Output all of the data below exactly as given.
::: Excerpted data
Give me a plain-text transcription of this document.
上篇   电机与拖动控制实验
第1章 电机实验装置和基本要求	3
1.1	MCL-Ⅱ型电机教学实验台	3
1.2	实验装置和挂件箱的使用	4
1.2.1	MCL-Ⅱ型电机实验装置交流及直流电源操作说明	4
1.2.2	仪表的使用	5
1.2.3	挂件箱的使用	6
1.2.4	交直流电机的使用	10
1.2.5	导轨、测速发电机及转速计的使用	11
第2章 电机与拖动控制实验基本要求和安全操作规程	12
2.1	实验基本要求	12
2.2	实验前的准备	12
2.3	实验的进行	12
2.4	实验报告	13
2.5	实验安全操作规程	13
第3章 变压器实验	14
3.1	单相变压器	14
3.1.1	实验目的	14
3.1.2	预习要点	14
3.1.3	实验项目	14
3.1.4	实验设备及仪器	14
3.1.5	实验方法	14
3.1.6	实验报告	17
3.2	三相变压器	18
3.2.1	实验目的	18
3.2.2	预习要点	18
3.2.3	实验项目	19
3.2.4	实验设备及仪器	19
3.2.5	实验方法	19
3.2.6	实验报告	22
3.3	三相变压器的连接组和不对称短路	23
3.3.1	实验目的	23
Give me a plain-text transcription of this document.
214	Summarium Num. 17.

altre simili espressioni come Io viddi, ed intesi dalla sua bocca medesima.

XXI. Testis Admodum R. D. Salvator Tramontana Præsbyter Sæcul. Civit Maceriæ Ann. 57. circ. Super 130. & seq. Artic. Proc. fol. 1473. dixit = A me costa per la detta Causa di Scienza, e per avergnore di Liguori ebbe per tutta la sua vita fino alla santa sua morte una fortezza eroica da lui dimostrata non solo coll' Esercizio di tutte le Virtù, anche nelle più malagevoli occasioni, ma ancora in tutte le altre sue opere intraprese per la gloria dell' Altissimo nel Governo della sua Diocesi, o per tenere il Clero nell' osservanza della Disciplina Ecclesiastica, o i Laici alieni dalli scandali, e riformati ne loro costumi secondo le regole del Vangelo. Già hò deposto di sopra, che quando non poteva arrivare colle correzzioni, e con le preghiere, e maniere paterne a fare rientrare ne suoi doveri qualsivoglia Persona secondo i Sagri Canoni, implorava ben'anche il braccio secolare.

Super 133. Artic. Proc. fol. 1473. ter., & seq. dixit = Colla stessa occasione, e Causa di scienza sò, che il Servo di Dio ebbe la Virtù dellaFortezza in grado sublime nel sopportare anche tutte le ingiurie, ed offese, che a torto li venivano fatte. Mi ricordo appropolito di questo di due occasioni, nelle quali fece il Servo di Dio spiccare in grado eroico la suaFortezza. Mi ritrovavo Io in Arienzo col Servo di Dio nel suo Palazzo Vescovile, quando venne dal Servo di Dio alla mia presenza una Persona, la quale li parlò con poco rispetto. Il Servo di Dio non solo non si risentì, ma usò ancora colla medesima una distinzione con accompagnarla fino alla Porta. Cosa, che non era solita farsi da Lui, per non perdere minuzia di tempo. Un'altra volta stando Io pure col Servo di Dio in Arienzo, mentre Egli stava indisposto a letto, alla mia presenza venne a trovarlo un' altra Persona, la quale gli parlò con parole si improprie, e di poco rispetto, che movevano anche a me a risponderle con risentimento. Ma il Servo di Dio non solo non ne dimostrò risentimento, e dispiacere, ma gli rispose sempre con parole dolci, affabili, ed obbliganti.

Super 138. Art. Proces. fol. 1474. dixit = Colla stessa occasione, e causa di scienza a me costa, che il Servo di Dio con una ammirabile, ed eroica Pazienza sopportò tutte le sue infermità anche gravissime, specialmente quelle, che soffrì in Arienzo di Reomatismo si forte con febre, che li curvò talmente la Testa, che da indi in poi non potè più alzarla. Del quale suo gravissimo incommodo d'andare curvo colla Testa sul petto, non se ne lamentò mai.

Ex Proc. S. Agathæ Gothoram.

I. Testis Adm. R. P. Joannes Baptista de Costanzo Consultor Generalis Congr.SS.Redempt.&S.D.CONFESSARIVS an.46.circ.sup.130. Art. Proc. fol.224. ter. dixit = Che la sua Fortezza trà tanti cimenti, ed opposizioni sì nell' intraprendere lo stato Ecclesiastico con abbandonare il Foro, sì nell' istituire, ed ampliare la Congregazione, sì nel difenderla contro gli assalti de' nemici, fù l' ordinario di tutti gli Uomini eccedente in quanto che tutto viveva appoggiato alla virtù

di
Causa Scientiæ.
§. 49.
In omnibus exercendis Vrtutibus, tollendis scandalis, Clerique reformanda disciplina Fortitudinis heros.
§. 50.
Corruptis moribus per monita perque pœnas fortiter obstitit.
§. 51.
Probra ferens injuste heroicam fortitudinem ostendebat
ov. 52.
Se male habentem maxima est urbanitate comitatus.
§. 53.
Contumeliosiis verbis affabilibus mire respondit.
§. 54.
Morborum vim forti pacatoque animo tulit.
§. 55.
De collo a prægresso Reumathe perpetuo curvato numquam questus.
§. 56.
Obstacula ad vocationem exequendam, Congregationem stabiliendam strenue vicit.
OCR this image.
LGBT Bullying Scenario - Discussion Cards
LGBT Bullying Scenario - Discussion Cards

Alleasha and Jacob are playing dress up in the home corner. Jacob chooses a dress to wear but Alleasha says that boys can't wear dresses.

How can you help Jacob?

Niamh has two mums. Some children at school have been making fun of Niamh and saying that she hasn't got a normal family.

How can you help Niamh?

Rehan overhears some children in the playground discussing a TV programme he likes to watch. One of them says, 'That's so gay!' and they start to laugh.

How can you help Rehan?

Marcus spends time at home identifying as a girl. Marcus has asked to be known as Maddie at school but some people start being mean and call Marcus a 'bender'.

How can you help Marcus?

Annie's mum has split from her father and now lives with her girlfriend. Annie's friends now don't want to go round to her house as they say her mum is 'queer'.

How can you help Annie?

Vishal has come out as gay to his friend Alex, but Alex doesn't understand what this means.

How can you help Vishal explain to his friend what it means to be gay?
::::::
* [Solved problem]:
Give me a plain-text transcription of this document.
上篇   电机与拖动控制实验
第1章 电机实验装置和基本要求	3
1.1	MCL-Ⅱ型电机教学实验台	3
1.2	实验装置和挂件箱的使用	4
1.2.1	MCL-Ⅱ型电机实验装置交流及直流电源操作说明	4
1.2.2	仪表的使用	5
1.2.3	挂件箱的使用	6
1.2.4	交直流电机的使用	10
1.2.5	导轨、测速发电机及转速计的使用	11
第2章 电机与拖动控制实验基本要求和安全操作规程	12
2.1	实验基本要求	12
2.2	实验前的准备	12
2.3	实验的进行	12
2.4	实验报告	13
2.5	实验安全操作规程	13
第3章 变压器实验	14
3.1	单相变压器	14
3.1.1	实验目的	14
3.1.2	预习要点	14
3.1.3	实验项目	14
3.1.4	实验设备及仪器	14
3.1.5	实验方法	14
3.1.6	实验报告	17
3.2	三相变压器	18
3.2.1	实验目的	18
3.2.2	预习要点	18
3.2.3	实验项目	19
3.2.4	实验设备及仪器	19
3.2.5	实验方法	19
3.2.6	实验报告	22
3.3	三相变压器的连接组和不对称短路	23
3.3.1	实验目的	23
Give me a plain-text transcription of this document.
214	Summarium Num. 17.

altre simili espressioni come Io viddi, ed intesi dalla sua bocca medesima.

XXI. Testis Admodum R. D. Salvator Tramontana Præsbyter Sæcul. Civit Maceriæ Ann. 57. circ. Super 130. & seq. Artic. Proc. fol. 1473. dixit = A me costa per la detta Causa di Scienza, e per avergnore di Liguori ebbe per tutta la sua vita fino alla santa sua morte una fortezza eroica da lui dimostrata non solo coll' Esercizio di tutte le Virtù, anche nelle più malagevoli occasioni, ma ancora in tutte le altre sue opere intraprese per la gloria dell' Altissimo nel Governo della sua Diocesi, o per tenere il Clero nell' osservanza della Disciplina Ecclesiastica, o i Laici alieni dalli scandali, e riformati ne loro costumi secondo le regole del Vangelo. Già hò deposto di sopra, che quando non poteva arrivare colle correzzioni, e con le preghiere, e maniere paterne a fare rientrare ne suoi doveri qualsivoglia Persona secondo i Sagri Canoni, implorava ben'anche il braccio secolare.

Super 133. Artic. Proc. fol. 1473. ter., & seq. dixit = Colla stessa occasione, e Causa di scienza sò, che il Servo di Dio ebbe la Virtù dellaFortezza in grado sublime nel sopportare anche tutte le ingiurie, ed offese, che a torto li venivano fatte. Mi ricordo appropolito di questo di due occasioni, nelle quali fece il Servo di Dio spiccare in grado eroico la suaFortezza. Mi ritrovavo Io in Arienzo col Servo di Dio nel suo Palazzo Vescovile, quando venne dal Servo di Dio alla mia presenza una Persona, la quale li parlò con poco rispetto. Il Servo di Dio non solo non si risentì, ma usò ancora colla medesima una distinzione con accompagnarla fino alla Porta. Cosa, che non era solita farsi da Lui, per non perdere minuzia di tempo. Un'altra volta stando Io pure col Servo di Dio in Arienzo, mentre Egli stava indisposto a letto, alla mia presenza venne a trovarlo un' altra Persona, la quale gli parlò con parole si improprie, e di poco rispetto, che movevano anche a me a risponderle con risentimento. Ma il Servo di Dio non solo non ne dimostrò risentimento, e dispiacere, ma gli rispose sempre con parole dolci, affabili, ed obbliganti.

Super 138. Art. Proces. fol. 1474. dixit = Colla stessa occasione, e causa di scienza a me costa, che il Servo di Dio con una ammirabile, ed eroica Pazienza sopportò tutte le sue infermità anche gravissime, specialmente quelle, che soffrì in Arienzo di Reomatismo si forte con febre, che li curvò talmente la Testa, che da indi in poi non potè più alzarla. Del quale suo gravissimo incommodo d'andare curvo colla Testa sul petto, non se ne lamentò mai.

Ex Proc. S. Agathæ Gothoram.

I. Testis Adm. R. P. Joannes Baptista de Costanzo Consultor Generalis Congr.SS.Redempt.&S.D.CONFESSARIVS an.46.circ.sup.130. Art. Proc. fol.224. ter. dixit = Che la sua Fortezza trà tanti cimenti, ed opposizioni sì nell' intraprendere lo stato Ecclesiastico con abbandonare il Foro, sì nell' istituire, ed ampliare la Congregazione, sì nel difenderla contro gli assalti de' nemici, fù l' ordinario di tutti gli Uomini eccedente in quanto che tutto viveva appoggiato alla virtù

di
Causa Scientiæ.
§. 49.
In omnibus exercendis Vrtutibus, tollendis scandalis, Clerique reformanda disciplina Fortitudinis heros.
§. 50.
Corruptis moribus per monita perque pœnas fortiter obstitit.
§. 51.
Probra ferens injuste heroicam fortitudinem ostendebat
ov. 52.
Se male habentem maxima est urbanitate comitatus.
§. 53.
Contumeliosiis verbis affabilibus mire respondit.
§. 54.
Morborum vim forti pacatoque animo tulit.
§. 55.
De collo a prægresso Reumathe perpetuo curvato numquam questus.
§. 56.
Obstacula ad vocationem exequendam, Congregationem stabiliendam strenue vicit.
OCR this image.
LGBT Bullying Scenario - Discussion Cards
LGBT Bullying Scenario - Discussion Cards

Alleasha and Jacob are playing dress up in the home corner. Jacob chooses a dress to wear but Alleasha says that boys can't wear dresses.

How can you help Jacob?

Niamh has two mums. Some children at school have been making fun of Niamh and saying that she hasn't got a normal family.

How can you help Niamh?

Rehan overhears some children in the playground discussing a TV programme he likes to watch. One of them says, 'That's so gay!' and they start to laugh.

How can you help Rehan?

Marcus spends time at home identifying as a girl. Marcus has asked to be known as Maddie at school but some people start being mean and call Marcus a 'bender'.

How can you help Marcus?

Annie's mum has split from her father and now lives with her girlfriend. Annie's friends now don't want to go round to her house as they say her mum is 'queer'.

How can you help Annie?

Vishal has come out as gay to his friend Alex, but Alex doesn't understand what this means.

How can you help Vishal explain to his friend what it means to be gay?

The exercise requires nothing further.